--- start Stored records ---
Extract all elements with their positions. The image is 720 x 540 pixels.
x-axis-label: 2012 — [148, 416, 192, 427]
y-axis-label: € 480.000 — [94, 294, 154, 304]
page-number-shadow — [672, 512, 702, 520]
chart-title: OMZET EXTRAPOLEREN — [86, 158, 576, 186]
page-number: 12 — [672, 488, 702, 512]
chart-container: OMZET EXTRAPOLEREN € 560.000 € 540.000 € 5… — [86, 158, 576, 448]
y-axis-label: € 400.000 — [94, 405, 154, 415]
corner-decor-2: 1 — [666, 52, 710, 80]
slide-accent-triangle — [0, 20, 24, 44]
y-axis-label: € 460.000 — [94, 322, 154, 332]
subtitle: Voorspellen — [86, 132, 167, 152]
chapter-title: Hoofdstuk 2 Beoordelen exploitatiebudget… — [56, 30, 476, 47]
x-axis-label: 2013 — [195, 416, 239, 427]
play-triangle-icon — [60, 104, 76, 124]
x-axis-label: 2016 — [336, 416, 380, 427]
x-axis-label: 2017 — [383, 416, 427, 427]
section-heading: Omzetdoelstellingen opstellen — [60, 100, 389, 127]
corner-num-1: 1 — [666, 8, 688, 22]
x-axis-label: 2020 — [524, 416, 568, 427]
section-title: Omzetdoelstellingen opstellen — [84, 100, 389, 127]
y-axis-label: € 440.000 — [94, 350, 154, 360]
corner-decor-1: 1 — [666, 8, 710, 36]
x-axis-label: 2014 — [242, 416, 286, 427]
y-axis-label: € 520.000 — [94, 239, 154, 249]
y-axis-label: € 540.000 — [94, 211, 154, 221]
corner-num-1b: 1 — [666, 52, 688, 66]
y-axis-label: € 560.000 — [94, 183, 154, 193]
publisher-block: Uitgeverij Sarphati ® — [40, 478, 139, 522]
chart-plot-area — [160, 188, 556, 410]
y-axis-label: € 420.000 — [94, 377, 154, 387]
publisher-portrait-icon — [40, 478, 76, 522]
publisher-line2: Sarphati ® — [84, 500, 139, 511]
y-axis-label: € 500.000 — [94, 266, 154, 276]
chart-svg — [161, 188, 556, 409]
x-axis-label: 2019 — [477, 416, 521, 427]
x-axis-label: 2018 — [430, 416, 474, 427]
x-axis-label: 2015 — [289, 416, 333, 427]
--- end Stored records ---
▶ [What this task involves] Retype the material without changes, from its first line through the line containing "corner-num-1b: 1 — [666, 52, 688, 66]", including both of those lines.

▶ [Result of this task]
Extract all elements with their positions. The image is 720 x 540 pixels.
x-axis-label: 2012 — [148, 416, 192, 427]
y-axis-label: € 480.000 — [94, 294, 154, 304]
page-number-shadow — [672, 512, 702, 520]
chart-title: OMZET EXTRAPOLEREN — [86, 158, 576, 186]
page-number: 12 — [672, 488, 702, 512]
chart-container: OMZET EXTRAPOLEREN € 560.000 € 540.000 € 5… — [86, 158, 576, 448]
y-axis-label: € 400.000 — [94, 405, 154, 415]
corner-decor-2: 1 — [666, 52, 710, 80]
slide-accent-triangle — [0, 20, 24, 44]
y-axis-label: € 460.000 — [94, 322, 154, 332]
subtitle: Voorspellen — [86, 132, 167, 152]
chapter-title: Hoofdstuk 2 Beoordelen exploitatiebudget… — [56, 30, 476, 47]
x-axis-label: 2013 — [195, 416, 239, 427]
play-triangle-icon — [60, 104, 76, 124]
x-axis-label: 2016 — [336, 416, 380, 427]
x-axis-label: 2017 — [383, 416, 427, 427]
section-heading: Omzetdoelstellingen opstellen — [60, 100, 389, 127]
corner-num-1: 1 — [666, 8, 688, 22]
x-axis-label: 2020 — [524, 416, 568, 427]
section-title: Omzetdoelstellingen opstellen — [84, 100, 389, 127]
y-axis-label: € 440.000 — [94, 350, 154, 360]
corner-decor-1: 1 — [666, 8, 710, 36]
x-axis-label: 2014 — [242, 416, 286, 427]
y-axis-label: € 520.000 — [94, 239, 154, 249]
y-axis-label: € 540.000 — [94, 211, 154, 221]
corner-num-1b: 1 — [666, 52, 688, 66]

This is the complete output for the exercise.